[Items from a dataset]
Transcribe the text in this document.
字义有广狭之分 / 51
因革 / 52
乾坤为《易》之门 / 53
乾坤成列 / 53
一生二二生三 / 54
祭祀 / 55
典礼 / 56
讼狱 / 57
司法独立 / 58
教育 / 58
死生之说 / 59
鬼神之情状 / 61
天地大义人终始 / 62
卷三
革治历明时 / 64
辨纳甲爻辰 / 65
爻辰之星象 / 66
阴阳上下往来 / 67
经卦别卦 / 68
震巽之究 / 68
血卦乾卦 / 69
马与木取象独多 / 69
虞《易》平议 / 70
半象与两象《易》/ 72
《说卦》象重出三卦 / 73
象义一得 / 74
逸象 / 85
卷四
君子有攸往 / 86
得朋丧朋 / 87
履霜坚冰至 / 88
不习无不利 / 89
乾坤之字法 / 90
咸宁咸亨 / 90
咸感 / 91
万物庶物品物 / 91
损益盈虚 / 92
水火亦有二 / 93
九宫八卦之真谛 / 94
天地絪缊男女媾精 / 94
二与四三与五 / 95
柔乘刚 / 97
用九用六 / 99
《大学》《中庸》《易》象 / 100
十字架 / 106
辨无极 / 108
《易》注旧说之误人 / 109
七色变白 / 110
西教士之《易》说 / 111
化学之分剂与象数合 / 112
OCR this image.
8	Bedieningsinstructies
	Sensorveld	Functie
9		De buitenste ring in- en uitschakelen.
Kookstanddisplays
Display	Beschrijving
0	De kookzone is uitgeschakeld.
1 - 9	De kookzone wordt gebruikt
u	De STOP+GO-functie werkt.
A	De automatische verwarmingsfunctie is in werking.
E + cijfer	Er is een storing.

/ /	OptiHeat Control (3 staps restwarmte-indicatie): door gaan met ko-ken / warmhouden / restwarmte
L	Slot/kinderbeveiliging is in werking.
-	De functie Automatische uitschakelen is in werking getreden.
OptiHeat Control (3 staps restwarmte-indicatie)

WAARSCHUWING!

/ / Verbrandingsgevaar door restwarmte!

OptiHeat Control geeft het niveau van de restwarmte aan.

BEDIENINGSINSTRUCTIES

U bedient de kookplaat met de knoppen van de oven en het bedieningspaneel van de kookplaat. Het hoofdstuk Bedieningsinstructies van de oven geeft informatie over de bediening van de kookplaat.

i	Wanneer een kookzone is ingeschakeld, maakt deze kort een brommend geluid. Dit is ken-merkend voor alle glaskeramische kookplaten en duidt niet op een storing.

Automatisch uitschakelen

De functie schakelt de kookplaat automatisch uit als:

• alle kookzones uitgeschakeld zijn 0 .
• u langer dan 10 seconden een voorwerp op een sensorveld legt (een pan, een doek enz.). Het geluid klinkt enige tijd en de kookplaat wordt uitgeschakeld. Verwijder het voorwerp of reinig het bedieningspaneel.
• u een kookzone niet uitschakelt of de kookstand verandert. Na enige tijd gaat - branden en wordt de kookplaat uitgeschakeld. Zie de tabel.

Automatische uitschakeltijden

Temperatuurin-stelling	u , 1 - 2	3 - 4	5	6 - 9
* * *
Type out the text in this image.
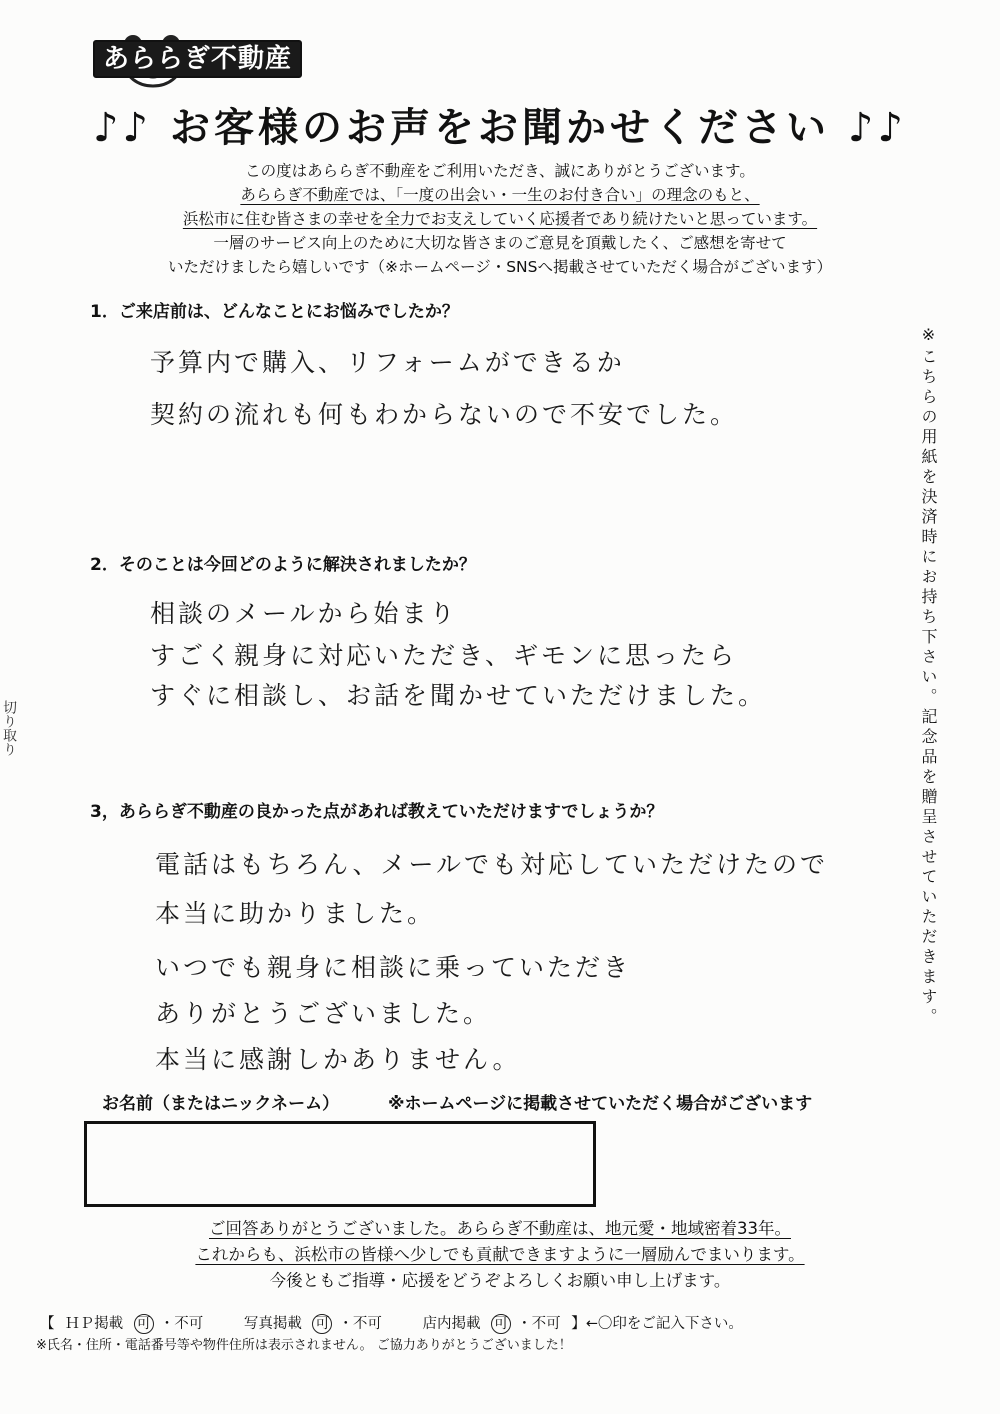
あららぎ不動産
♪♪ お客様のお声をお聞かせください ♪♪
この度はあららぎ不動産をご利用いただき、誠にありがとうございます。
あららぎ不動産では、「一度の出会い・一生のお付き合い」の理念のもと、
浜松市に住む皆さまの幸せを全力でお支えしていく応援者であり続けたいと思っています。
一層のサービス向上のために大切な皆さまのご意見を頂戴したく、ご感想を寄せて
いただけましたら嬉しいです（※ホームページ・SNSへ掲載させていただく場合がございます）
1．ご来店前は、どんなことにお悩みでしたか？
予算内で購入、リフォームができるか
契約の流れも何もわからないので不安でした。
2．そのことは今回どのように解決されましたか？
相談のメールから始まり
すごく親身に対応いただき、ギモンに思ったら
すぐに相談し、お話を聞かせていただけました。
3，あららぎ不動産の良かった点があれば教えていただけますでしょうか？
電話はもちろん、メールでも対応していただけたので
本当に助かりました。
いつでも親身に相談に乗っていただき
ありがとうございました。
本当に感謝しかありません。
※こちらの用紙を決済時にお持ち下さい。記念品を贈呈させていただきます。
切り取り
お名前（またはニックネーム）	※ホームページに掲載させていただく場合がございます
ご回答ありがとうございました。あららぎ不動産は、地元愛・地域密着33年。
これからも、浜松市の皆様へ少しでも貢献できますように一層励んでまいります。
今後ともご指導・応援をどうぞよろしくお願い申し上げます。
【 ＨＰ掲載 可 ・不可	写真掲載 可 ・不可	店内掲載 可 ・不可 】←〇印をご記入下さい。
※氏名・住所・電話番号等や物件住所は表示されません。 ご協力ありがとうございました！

■ Written instruction ■
From the records above, pull out every line containing the word "this".

■ Correct output ■
Transcribe the text in this document.
OCR this image.
Type out the text in this image.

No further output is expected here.